Task goal:
Search the entries below. Return every line that has "screenshot" in it.

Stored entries
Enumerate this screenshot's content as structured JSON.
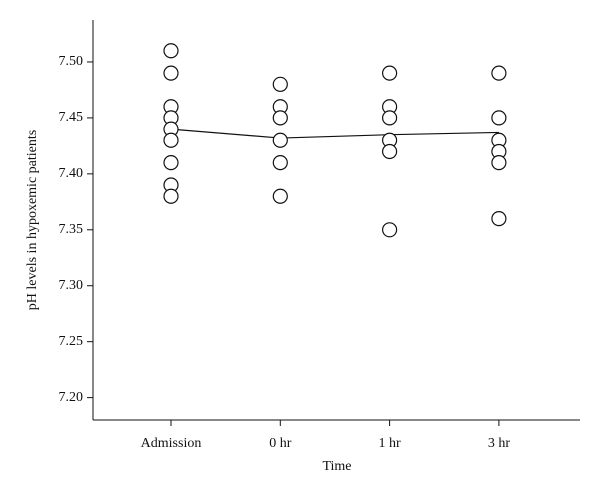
{
  "chart_data": {
    "type": "strip",
    "x_label": "Time",
    "y_label": "pH levels in hypoxemic patients",
    "categories": [
      "Admission",
      "0 hr",
      "1 hr",
      "3 hr"
    ],
    "points": [
      [
        7.51,
        7.49,
        7.46,
        7.45,
        7.44,
        7.43,
        7.41,
        7.39,
        7.38
      ],
      [
        7.48,
        7.46,
        7.45,
        7.43,
        7.41,
        7.38
      ],
      [
        7.49,
        7.46,
        7.45,
        7.43,
        7.42,
        7.35
      ],
      [
        7.49,
        7.45,
        7.43,
        7.42,
        7.41,
        7.36
      ]
    ],
    "line_values": [
      7.44,
      7.432,
      7.435,
      7.437
    ],
    "color": "#111111",
    "ylim": [
      7.18,
      7.5375
    ],
    "yticks": [
      {
        "value": 7.2,
        "label": "7.20"
      },
      7.25,
      {
        "value": 7.3,
        "label": "7.30"
      },
      7.35,
      {
        "value": 7.4,
        "label": "7.40"
      },
      7.45,
      {
        "value": 7.5,
        "label": "7.50"
      }
    ],
    "grid": false
  }
}
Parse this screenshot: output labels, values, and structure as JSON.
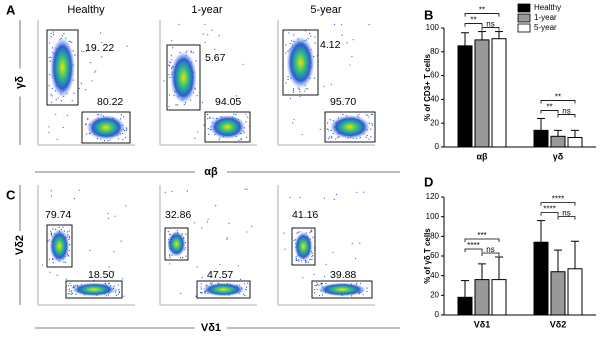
{
  "panel_labels": [
    "A",
    "B",
    "C",
    "D"
  ],
  "flow": {
    "columns": [
      "Healthy",
      "1-year",
      "5-year"
    ],
    "rows": [
      {
        "y_label": "γδ",
        "x_label": "αβ",
        "gates": [
          [
            "19. 22",
            "80.22"
          ],
          [
            "5.67",
            "94.05"
          ],
          [
            "4.12",
            "95.70"
          ]
        ]
      },
      {
        "y_label": "Vδ2",
        "x_label": "Vδ1",
        "gates": [
          [
            "79.74",
            "18.50"
          ],
          [
            "32.86",
            "47.57"
          ],
          [
            "41.16",
            "39.88"
          ]
        ]
      }
    ]
  },
  "chart_data": [
    {
      "type": "bar",
      "y_label": "% of CD3+ T cells",
      "categories": [
        "αβ",
        "γδ"
      ],
      "series": [
        {
          "name": "Healthy",
          "color": "#000000",
          "values": [
            85,
            14
          ],
          "errors": [
            11,
            10
          ]
        },
        {
          "name": "1-year",
          "color": "#999999",
          "values": [
            90,
            9
          ],
          "errors": [
            7,
            5
          ]
        },
        {
          "name": "5-year",
          "color": "#ffffff",
          "values": [
            91,
            8
          ],
          "errors": [
            6,
            6
          ]
        }
      ],
      "annotations": [
        [
          "**",
          "**",
          "ns"
        ],
        [
          "**",
          "**",
          "ns"
        ]
      ],
      "ylim": [
        0,
        100
      ],
      "yticks": [
        0,
        20,
        40,
        60,
        80,
        100
      ],
      "legend": "upper right"
    },
    {
      "type": "bar",
      "y_label": "% of γδ T cells",
      "categories": [
        "Vδ1",
        "Vδ2"
      ],
      "series": [
        {
          "name": "Healthy",
          "color": "#000000",
          "values": [
            18,
            74
          ],
          "errors": [
            17,
            22
          ]
        },
        {
          "name": "1-year",
          "color": "#999999",
          "values": [
            36,
            44
          ],
          "errors": [
            16,
            22
          ]
        },
        {
          "name": "5-year",
          "color": "#ffffff",
          "values": [
            36,
            47
          ],
          "errors": [
            23,
            28
          ]
        }
      ],
      "annotations": [
        [
          "****",
          "***",
          "ns"
        ],
        [
          "****",
          "****",
          "ns"
        ]
      ],
      "ylim": [
        0,
        120
      ],
      "yticks": [
        0,
        20,
        40,
        60,
        80,
        100,
        120
      ]
    }
  ]
}
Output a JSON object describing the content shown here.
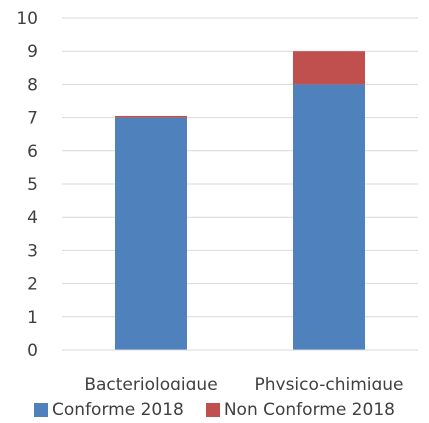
{
  "chart_data": {
    "type": "bar",
    "stacked": true,
    "categories": [
      "Bacteriologique",
      "Physico-chimique"
    ],
    "series": [
      {
        "name": "Conforme 2018",
        "values": [
          7,
          8
        ],
        "color": "#4F81BD"
      },
      {
        "name": "Non Conforme 2018",
        "values": [
          0.05,
          1
        ],
        "color": "#C0504D"
      }
    ],
    "ylim": [
      0,
      10
    ],
    "yticks": [
      0,
      1,
      2,
      3,
      4,
      5,
      6,
      7,
      8,
      9,
      10
    ],
    "grid": true,
    "legend": "bottom"
  }
}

Written answer:
Enumerate this screenshot's content as structured JSON.
Parse this screenshot: output labels, values, and structure as JSON.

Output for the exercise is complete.